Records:
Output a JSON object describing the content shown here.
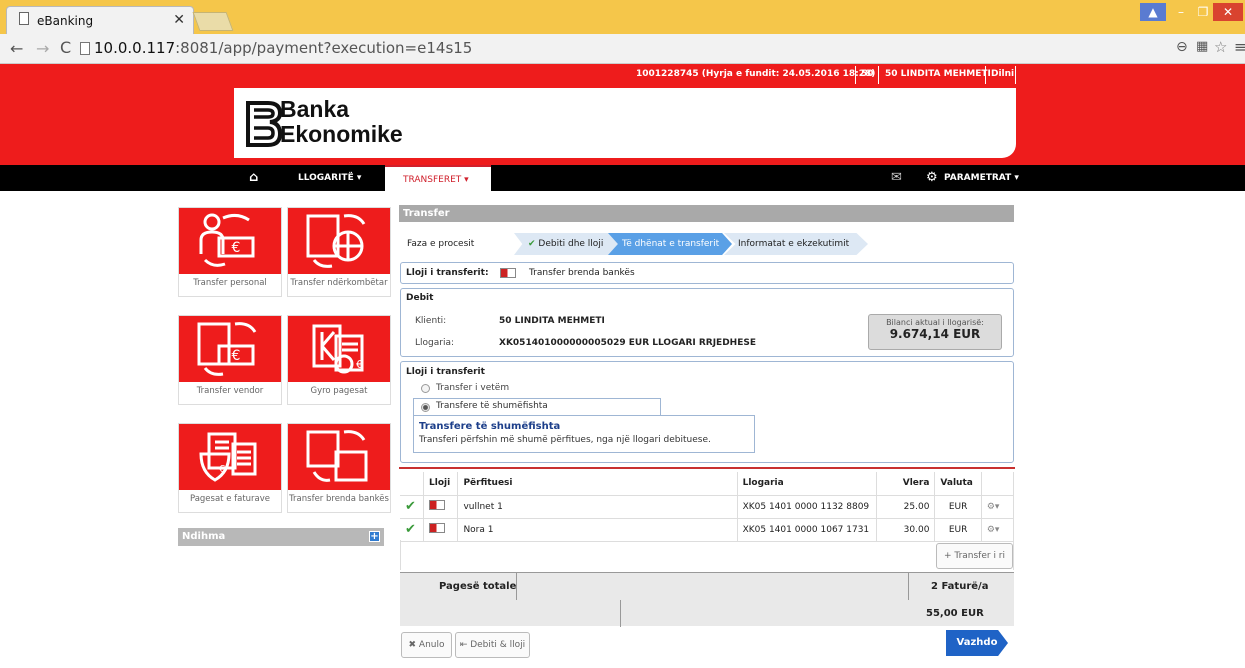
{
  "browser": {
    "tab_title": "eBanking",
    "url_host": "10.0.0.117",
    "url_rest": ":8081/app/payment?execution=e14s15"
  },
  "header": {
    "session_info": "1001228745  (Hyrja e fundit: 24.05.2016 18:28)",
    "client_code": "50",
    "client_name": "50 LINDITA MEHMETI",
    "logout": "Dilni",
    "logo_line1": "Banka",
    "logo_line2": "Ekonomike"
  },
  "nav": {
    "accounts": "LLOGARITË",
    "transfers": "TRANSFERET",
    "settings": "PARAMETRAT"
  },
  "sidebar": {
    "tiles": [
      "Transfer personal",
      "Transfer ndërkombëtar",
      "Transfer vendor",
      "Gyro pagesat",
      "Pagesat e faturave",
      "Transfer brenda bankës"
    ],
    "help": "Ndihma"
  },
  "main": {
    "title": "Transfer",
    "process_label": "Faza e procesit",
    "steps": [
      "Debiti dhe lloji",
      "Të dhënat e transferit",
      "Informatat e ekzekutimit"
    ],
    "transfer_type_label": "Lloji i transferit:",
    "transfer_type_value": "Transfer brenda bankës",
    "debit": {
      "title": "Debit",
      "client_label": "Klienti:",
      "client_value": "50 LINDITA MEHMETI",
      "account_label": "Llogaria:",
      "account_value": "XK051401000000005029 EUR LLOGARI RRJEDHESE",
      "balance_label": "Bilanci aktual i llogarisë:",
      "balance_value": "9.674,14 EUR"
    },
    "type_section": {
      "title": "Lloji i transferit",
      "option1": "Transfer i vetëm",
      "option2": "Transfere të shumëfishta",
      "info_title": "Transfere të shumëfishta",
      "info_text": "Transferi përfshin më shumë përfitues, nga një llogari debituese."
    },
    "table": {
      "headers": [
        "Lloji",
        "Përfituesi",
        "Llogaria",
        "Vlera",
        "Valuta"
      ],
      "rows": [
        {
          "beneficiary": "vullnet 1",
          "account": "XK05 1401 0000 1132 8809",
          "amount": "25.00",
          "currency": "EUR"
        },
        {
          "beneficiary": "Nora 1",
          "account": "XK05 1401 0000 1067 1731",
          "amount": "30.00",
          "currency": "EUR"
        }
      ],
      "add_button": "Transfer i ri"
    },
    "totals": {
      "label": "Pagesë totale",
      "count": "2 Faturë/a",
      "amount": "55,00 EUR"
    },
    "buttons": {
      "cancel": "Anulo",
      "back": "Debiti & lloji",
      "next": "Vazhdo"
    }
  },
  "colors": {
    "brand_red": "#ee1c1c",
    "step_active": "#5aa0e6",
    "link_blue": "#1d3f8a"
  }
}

### AIM
From the data above, write out everything exactly except the pictures.

### SOLUTION
Output a JSON object describing the content shown here.
{
  "browser": {
    "tab_title": "eBanking",
    "url_host": "10.0.0.117",
    "url_rest": ":8081/app/payment?execution=e14s15"
  },
  "header": {
    "session_info": "1001228745  (Hyrja e fundit: 24.05.2016 18:28)",
    "client_code": "50",
    "client_name": "50 LINDITA MEHMETI",
    "logout": "Dilni",
    "logo_line1": "Banka",
    "logo_line2": "Ekonomike"
  },
  "nav": {
    "accounts": "LLOGARITË",
    "transfers": "TRANSFERET",
    "settings": "PARAMETRAT"
  },
  "sidebar": {
    "tiles": [
      "Transfer personal",
      "Transfer ndërkombëtar",
      "Transfer vendor",
      "Gyro pagesat",
      "Pagesat e faturave",
      "Transfer brenda bankës"
    ],
    "help": "Ndihma"
  },
  "main": {
    "title": "Transfer",
    "process_label": "Faza e procesit",
    "steps": [
      "Debiti dhe lloji",
      "Të dhënat e transferit",
      "Informatat e ekzekutimit"
    ],
    "transfer_type_label": "Lloji i transferit:",
    "transfer_type_value": "Transfer brenda bankës",
    "debit": {
      "title": "Debit",
      "client_label": "Klienti:",
      "client_value": "50 LINDITA MEHMETI",
      "account_label": "Llogaria:",
      "account_value": "XK051401000000005029 EUR LLOGARI RRJEDHESE",
      "balance_label": "Bilanci aktual i llogarisë:",
      "balance_value": "9.674,14 EUR"
    },
    "type_section": {
      "title": "Lloji i transferit",
      "option1": "Transfer i vetëm",
      "option2": "Transfere të shumëfishta",
      "info_title": "Transfere të shumëfishta",
      "info_text": "Transferi përfshin më shumë përfitues, nga një llogari debituese."
    },
    "table": {
      "headers": [
        "Lloji",
        "Përfituesi",
        "Llogaria",
        "Vlera",
        "Valuta"
      ],
      "rows": [
        {
          "beneficiary": "vullnet 1",
          "account": "XK05 1401 0000 1132 8809",
          "amount": "25.00",
          "currency": "EUR"
        },
        {
          "beneficiary": "Nora 1",
          "account": "XK05 1401 0000 1067 1731",
          "amount": "30.00",
          "currency": "EUR"
        }
      ],
      "add_button": "Transfer i ri"
    },
    "totals": {
      "label": "Pagesë totale",
      "count": "2 Faturë/a",
      "amount": "55,00 EUR"
    },
    "buttons": {
      "cancel": "Anulo",
      "back": "Debiti & lloji",
      "next": "Vazhdo"
    }
  },
  "colors": {
    "brand_red": "#ee1c1c",
    "step_active": "#5aa0e6",
    "link_blue": "#1d3f8a"
  }
}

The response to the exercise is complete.